Search the entries below for the string "important" and copy the lines that hold it.

(Exercise material Opens)

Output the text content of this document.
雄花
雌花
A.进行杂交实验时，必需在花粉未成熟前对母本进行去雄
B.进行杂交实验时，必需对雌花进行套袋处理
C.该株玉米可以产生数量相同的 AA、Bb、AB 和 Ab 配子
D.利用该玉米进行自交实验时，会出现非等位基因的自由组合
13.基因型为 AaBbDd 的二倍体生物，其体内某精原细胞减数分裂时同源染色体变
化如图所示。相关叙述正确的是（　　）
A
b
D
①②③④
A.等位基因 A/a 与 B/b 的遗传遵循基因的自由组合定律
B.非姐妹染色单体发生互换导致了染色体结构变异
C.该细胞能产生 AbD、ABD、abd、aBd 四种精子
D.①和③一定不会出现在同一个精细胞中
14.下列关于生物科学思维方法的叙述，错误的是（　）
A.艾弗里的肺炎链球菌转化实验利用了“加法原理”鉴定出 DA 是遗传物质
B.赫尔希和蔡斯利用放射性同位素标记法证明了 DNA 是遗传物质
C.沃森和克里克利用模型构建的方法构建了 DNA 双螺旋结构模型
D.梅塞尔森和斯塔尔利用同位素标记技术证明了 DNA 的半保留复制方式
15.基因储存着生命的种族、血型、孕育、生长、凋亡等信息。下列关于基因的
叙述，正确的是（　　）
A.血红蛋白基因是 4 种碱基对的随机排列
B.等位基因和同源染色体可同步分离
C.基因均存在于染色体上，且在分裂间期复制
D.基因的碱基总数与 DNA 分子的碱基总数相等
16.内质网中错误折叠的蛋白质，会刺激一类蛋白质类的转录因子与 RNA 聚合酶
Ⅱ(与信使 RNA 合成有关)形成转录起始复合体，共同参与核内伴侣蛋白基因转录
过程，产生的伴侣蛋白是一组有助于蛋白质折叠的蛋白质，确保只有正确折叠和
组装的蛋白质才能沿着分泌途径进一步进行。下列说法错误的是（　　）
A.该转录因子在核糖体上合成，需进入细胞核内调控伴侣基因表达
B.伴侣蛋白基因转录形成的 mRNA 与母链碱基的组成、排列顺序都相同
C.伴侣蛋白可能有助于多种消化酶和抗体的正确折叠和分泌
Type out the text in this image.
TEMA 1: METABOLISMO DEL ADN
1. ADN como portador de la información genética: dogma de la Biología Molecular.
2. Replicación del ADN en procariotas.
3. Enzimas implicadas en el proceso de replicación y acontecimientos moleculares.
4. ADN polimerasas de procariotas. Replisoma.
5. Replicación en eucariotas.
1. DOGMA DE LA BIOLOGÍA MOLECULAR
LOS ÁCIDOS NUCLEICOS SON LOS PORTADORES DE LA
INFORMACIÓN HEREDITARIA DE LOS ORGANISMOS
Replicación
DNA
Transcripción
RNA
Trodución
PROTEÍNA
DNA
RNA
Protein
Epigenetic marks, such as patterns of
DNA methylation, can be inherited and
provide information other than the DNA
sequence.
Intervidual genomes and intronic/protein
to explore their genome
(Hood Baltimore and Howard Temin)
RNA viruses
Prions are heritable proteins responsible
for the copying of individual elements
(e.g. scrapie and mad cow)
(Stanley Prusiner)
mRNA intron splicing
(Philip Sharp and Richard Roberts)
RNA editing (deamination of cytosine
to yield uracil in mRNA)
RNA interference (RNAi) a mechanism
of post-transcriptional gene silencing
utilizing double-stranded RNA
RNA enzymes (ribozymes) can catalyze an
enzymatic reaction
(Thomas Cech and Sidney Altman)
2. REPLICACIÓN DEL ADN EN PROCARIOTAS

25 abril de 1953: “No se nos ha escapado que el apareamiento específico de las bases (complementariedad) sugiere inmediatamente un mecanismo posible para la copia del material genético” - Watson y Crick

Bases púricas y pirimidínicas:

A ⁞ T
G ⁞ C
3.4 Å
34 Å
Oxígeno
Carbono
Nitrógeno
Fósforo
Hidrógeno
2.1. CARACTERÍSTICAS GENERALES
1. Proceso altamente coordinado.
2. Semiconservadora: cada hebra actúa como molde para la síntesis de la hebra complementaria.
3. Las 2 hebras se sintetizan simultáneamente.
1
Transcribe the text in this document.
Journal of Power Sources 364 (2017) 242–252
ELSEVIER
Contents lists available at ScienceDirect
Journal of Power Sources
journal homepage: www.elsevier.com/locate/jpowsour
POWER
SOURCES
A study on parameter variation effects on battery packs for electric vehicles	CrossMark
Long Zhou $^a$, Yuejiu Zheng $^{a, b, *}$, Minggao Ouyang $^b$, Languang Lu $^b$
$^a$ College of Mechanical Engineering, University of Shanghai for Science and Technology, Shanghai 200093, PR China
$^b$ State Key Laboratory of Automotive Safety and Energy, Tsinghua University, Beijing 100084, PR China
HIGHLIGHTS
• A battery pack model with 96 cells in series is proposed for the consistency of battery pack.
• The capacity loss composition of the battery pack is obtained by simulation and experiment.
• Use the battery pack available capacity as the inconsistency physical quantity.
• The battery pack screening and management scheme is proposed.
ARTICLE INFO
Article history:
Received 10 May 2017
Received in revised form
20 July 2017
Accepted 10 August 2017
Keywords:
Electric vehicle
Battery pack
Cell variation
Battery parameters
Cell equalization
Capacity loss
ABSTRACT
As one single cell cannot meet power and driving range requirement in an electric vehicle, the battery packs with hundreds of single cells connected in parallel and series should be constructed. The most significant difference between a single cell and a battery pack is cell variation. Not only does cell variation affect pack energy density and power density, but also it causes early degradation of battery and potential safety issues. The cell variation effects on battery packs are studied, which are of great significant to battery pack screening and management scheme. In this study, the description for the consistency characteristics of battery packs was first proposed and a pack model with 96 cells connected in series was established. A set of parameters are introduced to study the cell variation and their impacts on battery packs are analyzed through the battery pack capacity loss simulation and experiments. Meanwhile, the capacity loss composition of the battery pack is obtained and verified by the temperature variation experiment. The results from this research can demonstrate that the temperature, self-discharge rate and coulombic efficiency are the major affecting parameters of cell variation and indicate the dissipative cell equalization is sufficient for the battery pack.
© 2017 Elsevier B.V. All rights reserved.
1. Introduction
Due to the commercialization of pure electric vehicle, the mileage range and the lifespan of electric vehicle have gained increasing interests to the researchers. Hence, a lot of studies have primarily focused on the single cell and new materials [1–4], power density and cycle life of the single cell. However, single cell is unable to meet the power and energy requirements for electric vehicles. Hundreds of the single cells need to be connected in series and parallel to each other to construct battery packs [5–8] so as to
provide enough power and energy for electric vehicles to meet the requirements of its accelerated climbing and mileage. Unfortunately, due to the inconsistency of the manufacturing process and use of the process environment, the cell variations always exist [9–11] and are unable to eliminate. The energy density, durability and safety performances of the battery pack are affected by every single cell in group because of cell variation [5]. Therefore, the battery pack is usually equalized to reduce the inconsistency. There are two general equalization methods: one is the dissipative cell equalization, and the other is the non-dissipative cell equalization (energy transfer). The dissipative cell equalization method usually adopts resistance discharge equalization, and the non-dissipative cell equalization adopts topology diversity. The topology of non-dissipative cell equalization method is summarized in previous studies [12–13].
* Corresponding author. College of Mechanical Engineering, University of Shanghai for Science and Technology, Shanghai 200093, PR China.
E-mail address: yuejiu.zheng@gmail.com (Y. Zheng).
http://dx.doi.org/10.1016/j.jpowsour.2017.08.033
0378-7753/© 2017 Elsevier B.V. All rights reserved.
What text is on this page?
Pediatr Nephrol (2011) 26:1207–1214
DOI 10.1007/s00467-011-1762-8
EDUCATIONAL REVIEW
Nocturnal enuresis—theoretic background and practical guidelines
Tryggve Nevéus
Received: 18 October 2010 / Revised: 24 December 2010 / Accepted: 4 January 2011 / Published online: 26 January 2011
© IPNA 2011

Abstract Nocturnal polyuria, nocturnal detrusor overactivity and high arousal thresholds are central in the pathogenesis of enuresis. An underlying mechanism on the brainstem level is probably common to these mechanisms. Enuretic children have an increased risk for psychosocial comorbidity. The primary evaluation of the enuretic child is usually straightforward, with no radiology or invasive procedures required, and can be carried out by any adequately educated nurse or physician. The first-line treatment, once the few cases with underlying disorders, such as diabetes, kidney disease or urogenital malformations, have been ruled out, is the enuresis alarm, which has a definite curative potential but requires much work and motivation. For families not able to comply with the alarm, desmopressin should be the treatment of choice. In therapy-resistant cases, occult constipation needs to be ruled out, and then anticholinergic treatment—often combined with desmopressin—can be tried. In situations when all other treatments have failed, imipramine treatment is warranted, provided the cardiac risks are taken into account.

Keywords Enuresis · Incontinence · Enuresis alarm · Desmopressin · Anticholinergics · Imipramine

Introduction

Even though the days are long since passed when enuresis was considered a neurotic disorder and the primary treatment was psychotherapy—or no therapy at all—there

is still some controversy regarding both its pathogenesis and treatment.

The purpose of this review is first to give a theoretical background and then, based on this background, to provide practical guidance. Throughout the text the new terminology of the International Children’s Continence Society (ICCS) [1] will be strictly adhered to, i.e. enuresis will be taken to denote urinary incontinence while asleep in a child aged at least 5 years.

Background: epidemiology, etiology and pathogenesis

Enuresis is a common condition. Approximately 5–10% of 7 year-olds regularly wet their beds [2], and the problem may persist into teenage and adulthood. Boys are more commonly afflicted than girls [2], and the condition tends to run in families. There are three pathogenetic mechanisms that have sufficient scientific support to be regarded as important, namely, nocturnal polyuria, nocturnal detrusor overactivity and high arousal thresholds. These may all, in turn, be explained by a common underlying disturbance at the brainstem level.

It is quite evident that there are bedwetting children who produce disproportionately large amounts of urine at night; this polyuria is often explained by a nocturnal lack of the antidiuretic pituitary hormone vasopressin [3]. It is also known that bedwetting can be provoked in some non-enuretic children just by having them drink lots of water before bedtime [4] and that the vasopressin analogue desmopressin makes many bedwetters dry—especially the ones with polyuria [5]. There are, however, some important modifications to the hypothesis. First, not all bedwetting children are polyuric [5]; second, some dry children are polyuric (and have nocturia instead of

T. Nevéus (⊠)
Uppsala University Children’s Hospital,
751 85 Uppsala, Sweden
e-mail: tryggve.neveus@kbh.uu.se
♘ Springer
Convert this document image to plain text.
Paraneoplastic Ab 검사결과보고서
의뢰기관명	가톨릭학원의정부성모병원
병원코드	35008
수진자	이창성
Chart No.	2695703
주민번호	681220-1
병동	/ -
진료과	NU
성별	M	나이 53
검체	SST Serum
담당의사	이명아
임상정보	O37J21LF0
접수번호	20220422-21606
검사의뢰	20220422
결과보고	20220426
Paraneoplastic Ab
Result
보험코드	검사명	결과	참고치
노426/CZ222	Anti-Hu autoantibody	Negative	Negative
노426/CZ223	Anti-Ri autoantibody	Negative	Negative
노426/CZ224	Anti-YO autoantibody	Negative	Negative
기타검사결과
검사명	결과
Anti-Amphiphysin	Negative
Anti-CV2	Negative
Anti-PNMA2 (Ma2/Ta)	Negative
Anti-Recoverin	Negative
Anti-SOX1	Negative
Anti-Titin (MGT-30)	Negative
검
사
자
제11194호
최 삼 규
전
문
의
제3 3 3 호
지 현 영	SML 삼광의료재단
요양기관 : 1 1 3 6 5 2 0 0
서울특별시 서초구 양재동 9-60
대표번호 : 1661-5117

(Exercise material Closes)

→ **Written answer**:
Enuresis is a common condition. Approximately 5–10% of 7 year-olds regularly wet their beds [2], and the problem may persist into teenage and adulthood. Boys are more commonly afflicted than girls [2], and the condition tends to run in families. There are three pathogenetic mechanisms that have sufficient scientific support to be regarded as important, namely, nocturnal polyuria, nocturnal detrusor overactivity and high arousal thresholds. These may all, in turn, be explained by a common underlying disturbance at the brainstem level.
It is quite evident that there are bedwetting children who produce disproportionately large amounts of urine at night; this polyuria is often explained by a nocturnal lack of the antidiuretic pituitary hormone vasopressin [3]. It is also known that bedwetting can be provoked in some non-enuretic children just by having them drink lots of water before bedtime [4] and that the vasopressin analogue desmopressin makes many bedwetters dry—especially the ones with polyuria [5]. There are, however, some important modifications to the hypothesis. First, not all bedwetting children are polyuric [5]; second, some dry children are polyuric (and have nocturia instead of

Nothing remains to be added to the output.